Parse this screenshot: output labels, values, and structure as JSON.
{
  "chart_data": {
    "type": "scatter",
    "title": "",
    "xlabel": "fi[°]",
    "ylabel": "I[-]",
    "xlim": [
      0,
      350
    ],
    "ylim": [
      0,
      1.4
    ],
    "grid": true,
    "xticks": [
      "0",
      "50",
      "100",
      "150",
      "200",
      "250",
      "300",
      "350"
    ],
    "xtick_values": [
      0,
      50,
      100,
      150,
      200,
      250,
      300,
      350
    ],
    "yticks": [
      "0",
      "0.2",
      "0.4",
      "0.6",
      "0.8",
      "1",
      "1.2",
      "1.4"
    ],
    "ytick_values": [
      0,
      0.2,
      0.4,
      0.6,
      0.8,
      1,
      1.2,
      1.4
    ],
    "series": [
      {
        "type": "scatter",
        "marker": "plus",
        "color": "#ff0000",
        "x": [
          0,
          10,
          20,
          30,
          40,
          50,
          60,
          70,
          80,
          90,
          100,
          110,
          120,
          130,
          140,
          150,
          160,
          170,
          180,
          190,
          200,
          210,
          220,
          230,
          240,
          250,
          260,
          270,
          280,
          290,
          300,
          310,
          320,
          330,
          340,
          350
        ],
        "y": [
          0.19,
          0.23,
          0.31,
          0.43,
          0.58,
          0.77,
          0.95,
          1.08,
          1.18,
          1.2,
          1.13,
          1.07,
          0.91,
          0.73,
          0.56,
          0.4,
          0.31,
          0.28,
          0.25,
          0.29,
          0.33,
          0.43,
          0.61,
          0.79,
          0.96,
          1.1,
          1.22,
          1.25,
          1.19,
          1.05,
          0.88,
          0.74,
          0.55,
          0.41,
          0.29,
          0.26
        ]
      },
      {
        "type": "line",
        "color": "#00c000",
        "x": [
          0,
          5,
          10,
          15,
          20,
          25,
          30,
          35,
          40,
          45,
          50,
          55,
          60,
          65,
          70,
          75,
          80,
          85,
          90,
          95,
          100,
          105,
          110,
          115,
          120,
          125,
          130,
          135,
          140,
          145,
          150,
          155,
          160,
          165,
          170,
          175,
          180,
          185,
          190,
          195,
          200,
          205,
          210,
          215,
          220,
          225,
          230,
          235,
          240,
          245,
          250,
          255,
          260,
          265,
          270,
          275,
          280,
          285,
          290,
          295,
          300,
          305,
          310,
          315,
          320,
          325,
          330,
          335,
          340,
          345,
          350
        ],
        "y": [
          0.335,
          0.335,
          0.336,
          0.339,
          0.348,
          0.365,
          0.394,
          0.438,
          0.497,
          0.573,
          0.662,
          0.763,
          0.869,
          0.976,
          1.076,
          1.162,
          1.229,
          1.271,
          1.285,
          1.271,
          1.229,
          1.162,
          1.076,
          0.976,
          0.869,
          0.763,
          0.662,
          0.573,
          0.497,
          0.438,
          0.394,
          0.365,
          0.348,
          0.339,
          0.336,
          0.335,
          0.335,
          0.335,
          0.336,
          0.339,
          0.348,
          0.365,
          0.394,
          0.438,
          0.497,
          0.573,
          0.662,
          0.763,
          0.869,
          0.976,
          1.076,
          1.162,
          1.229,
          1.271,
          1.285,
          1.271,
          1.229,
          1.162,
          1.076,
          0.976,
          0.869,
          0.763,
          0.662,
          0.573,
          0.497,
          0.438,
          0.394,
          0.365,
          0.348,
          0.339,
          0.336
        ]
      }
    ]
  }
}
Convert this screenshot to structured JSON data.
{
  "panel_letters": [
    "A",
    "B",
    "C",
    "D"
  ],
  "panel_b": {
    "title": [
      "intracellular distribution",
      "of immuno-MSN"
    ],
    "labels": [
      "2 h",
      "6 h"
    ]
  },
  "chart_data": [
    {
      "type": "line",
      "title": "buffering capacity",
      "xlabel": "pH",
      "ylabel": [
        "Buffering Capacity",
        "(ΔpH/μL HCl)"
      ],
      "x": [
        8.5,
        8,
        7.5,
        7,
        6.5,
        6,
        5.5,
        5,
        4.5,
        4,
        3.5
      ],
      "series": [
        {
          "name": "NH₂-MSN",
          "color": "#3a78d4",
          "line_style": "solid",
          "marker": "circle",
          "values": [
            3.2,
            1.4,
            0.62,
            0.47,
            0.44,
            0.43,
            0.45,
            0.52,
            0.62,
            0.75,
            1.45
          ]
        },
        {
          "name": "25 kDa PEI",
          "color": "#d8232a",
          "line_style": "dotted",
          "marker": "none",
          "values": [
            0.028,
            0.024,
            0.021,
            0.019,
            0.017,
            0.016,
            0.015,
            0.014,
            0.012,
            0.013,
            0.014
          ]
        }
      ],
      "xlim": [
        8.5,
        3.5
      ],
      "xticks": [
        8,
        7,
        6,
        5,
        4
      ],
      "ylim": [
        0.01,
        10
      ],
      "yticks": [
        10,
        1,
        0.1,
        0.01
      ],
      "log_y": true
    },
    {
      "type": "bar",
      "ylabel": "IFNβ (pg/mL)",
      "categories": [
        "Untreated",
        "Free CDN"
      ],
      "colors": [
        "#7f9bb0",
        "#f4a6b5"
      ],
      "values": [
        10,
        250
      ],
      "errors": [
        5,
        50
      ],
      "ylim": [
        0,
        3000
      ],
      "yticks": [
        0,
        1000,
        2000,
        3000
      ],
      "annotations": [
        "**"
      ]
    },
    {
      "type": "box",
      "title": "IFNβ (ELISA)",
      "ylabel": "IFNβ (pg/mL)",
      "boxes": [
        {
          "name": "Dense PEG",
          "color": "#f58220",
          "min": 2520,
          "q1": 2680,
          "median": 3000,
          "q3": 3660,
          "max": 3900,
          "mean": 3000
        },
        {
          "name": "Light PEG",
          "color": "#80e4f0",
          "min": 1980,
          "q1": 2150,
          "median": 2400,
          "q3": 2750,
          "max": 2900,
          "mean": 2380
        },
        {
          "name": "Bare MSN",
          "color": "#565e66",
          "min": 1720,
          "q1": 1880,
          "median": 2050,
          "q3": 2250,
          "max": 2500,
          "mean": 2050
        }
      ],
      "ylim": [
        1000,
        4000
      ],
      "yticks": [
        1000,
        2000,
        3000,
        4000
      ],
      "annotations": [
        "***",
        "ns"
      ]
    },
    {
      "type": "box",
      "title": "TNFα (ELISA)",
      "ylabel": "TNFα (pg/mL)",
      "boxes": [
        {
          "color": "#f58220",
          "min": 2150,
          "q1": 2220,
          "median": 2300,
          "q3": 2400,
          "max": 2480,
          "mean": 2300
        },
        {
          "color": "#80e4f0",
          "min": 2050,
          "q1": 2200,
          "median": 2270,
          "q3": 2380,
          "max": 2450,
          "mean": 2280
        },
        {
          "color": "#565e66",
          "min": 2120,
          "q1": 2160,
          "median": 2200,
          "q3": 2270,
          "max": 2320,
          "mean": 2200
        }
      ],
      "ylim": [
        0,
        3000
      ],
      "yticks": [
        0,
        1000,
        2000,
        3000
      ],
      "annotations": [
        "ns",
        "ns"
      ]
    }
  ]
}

---

STATED TASK: Write every record out again, unaltered.

ANSWER TO THE PROBLEM:
Parse this screenshot: output labels, values, and structure as JSON.
{
  "chart_data": {
    "type": "scatter",
    "title": "",
    "xlabel": "fi[°]",
    "ylabel": "I[-]",
    "xlim": [
      0,
      350
    ],
    "ylim": [
      0,
      1.4
    ],
    "grid": true,
    "xticks": [
      "0",
      "50",
      "100",
      "150",
      "200",
      "250",
      "300",
      "350"
    ],
    "xtick_values": [
      0,
      50,
      100,
      150,
      200,
      250,
      300,
      350
    ],
    "yticks": [
      "0",
      "0.2",
      "0.4",
      "0.6",
      "0.8",
      "1",
      "1.2",
      "1.4"
    ],
    "ytick_values": [
      0,
      0.2,
      0.4,
      0.6,
      0.8,
      1,
      1.2,
      1.4
    ],
    "series": [
      {
        "type": "scatter",
        "marker": "plus",
        "color": "#ff0000",
        "x": [
          0,
          10,
          20,
          30,
          40,
          50,
          60,
          70,
          80,
          90,
          100,
          110,
          120,
          130,
          140,
          150,
          160,
          170,
          180,
          190,
          200,
          210,
          220,
          230,
          240,
          250,
          260,
          270,
          280,
          290,
          300,
          310,
          320,
          330,
          340,
          350
        ],
        "y": [
          0.19,
          0.23,
          0.31,
          0.43,
          0.58,
          0.77,
          0.95,
          1.08,
          1.18,
          1.2,
          1.13,
          1.07,
          0.91,
          0.73,
          0.56,
          0.4,
          0.31,
          0.28,
          0.25,
          0.29,
          0.33,
          0.43,
          0.61,
          0.79,
          0.96,
          1.1,
          1.22,
          1.25,
          1.19,
          1.05,
          0.88,
          0.74,
          0.55,
          0.41,
          0.29,
          0.26
        ]
      },
      {
        "type": "line",
        "color": "#00c000",
        "x": [
          0,
          5,
          10,
          15,
          20,
          25,
          30,
          35,
          40,
          45,
          50,
          55,
          60,
          65,
          70,
          75,
          80,
          85,
          90,
          95,
          100,
          105,
          110,
          115,
          120,
          125,
          130,
          135,
          140,
          145,
          150,
          155,
          160,
          165,
          170,
          175,
          180,
          185,
          190,
          195,
          200,
          205,
          210,
          215,
          220,
          225,
          230,
          235,
          240,
          245,
          250,
          255,
          260,
          265,
          270,
          275,
          280,
          285,
          290,
          295,
          300,
          305,
          310,
          315,
          320,
          325,
          330,
          335,
          340,
          345,
          350
        ],
        "y": [
          0.335,
          0.335,
          0.336,
          0.339,
          0.348,
          0.365,
          0.394,
          0.438,
          0.497,
          0.573,
          0.662,
          0.763,
          0.869,
          0.976,
          1.076,
          1.162,
          1.229,
          1.271,
          1.285,
          1.271,
          1.229,
          1.162,
          1.076,
          0.976,
          0.869,
          0.763,
          0.662,
          0.573,
          0.497,
          0.438,
          0.394,
          0.365,
          0.348,
          0.339,
          0.336,
          0.335,
          0.335,
          0.335,
          0.336,
          0.339,
          0.348,
          0.365,
          0.394,
          0.438,
          0.497,
          0.573,
          0.662,
          0.763,
          0.869,
          0.976,
          1.076,
          1.162,
          1.229,
          1.271,
          1.285,
          1.271,
          1.229,
          1.162,
          1.076,
          0.976,
          0.869,
          0.763,
          0.662,
          0.573,
          0.497,
          0.438,
          0.394,
          0.365,
          0.348,
          0.339,
          0.336
        ]
      }
    ]
  }
}
Convert this screenshot to structured JSON data.
{
  "panel_letters": [
    "A",
    "B",
    "C",
    "D"
  ],
  "panel_b": {
    "title": [
      "intracellular distribution",
      "of immuno-MSN"
    ],
    "labels": [
      "2 h",
      "6 h"
    ]
  },
  "chart_data": [
    {
      "type": "line",
      "title": "buffering capacity",
      "xlabel": "pH",
      "ylabel": [
        "Buffering Capacity",
        "(ΔpH/μL HCl)"
      ],
      "x": [
        8.5,
        8,
        7.5,
        7,
        6.5,
        6,
        5.5,
        5,
        4.5,
        4,
        3.5
      ],
      "series": [
        {
          "name": "NH₂-MSN",
          "color": "#3a78d4",
          "line_style": "solid",
          "marker": "circle",
          "values": [
            3.2,
            1.4,
            0.62,
            0.47,
            0.44,
            0.43,
            0.45,
            0.52,
            0.62,
            0.75,
            1.45
          ]
        },
        {
          "name": "25 kDa PEI",
          "color": "#d8232a",
          "line_style": "dotted",
          "marker": "none",
          "values": [
            0.028,
            0.024,
            0.021,
            0.019,
            0.017,
            0.016,
            0.015,
            0.014,
            0.012,
            0.013,
            0.014
          ]
        }
      ],
      "xlim": [
        8.5,
        3.5
      ],
      "xticks": [
        8,
        7,
        6,
        5,
        4
      ],
      "ylim": [
        0.01,
        10
      ],
      "yticks": [
        10,
        1,
        0.1,
        0.01
      ],
      "log_y": true
    },
    {
      "type": "bar",
      "ylabel": "IFNβ (pg/mL)",
      "categories": [
        "Untreated",
        "Free CDN"
      ],
      "colors": [
        "#7f9bb0",
        "#f4a6b5"
      ],
      "values": [
        10,
        250
      ],
      "errors": [
        5,
        50
      ],
      "ylim": [
        0,
        3000
      ],
      "yticks": [
        0,
        1000,
        2000,
        3000
      ],
      "annotations": [
        "**"
      ]
    },
    {
      "type": "box",
      "title": "IFNβ (ELISA)",
      "ylabel": "IFNβ (pg/mL)",
      "boxes": [
        {
          "name": "Dense PEG",
          "color": "#f58220",
          "min": 2520,
          "q1": 2680,
          "median": 3000,
          "q3": 3660,
          "max": 3900,
          "mean": 3000
        },
        {
          "name": "Light PEG",
          "color": "#80e4f0",
          "min": 1980,
          "q1": 2150,
          "median": 2400,
          "q3": 2750,
          "max": 2900,
          "mean": 2380
        },
        {
          "name": "Bare MSN",
          "color": "#565e66",
          "min": 1720,
          "q1": 1880,
          "median": 2050,
          "q3": 2250,
          "max": 2500,
          "mean": 2050
        }
      ],
      "ylim": [
        1000,
        4000
      ],
      "yticks": [
        1000,
        2000,
        3000,
        4000
      ],
      "annotations": [
        "***",
        "ns"
      ]
    },
    {
      "type": "box",
      "title": "TNFα (ELISA)",
      "ylabel": "TNFα (pg/mL)",
      "boxes": [
        {
          "color": "#f58220",
          "min": 2150,
          "q1": 2220,
          "median": 2300,
          "q3": 2400,
          "max": 2480,
          "mean": 2300
        },
        {
          "color": "#80e4f0",
          "min": 2050,
          "q1": 2200,
          "median": 2270,
          "q3": 2380,
          "max": 2450,
          "mean": 2280
        },
        {
          "color": "#565e66",
          "min": 2120,
          "q1": 2160,
          "median": 2200,
          "q3": 2270,
          "max": 2320,
          "mean": 2200
        }
      ],
      "ylim": [
        0,
        3000
      ],
      "yticks": [
        0,
        1000,
        2000,
        3000
      ],
      "annotations": [
        "ns",
        "ns"
      ]
    }
  ]
}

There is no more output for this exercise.